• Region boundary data
(begin)

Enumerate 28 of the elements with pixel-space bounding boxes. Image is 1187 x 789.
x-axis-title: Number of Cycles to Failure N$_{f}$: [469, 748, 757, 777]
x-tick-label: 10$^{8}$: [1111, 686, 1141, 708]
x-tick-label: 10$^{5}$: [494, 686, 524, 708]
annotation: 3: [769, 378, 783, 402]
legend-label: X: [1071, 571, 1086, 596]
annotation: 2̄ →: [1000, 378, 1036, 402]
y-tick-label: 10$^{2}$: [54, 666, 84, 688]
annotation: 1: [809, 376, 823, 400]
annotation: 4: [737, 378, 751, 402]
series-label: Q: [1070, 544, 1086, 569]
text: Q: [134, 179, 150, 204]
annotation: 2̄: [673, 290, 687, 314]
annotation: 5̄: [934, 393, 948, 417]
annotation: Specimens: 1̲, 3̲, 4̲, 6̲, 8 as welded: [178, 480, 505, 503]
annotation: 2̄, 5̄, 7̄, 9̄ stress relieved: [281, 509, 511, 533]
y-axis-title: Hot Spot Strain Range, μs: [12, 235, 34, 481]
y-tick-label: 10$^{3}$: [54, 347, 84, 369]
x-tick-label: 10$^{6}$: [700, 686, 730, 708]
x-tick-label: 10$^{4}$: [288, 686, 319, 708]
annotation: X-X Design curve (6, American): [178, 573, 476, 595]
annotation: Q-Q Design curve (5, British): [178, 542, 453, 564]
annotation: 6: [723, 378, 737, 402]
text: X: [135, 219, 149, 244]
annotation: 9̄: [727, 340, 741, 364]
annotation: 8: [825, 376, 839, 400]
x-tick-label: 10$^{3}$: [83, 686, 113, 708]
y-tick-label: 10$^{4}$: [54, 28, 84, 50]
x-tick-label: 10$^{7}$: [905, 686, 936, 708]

(end)

Count the lines in the records that contain the string "axis", and give only that number.

2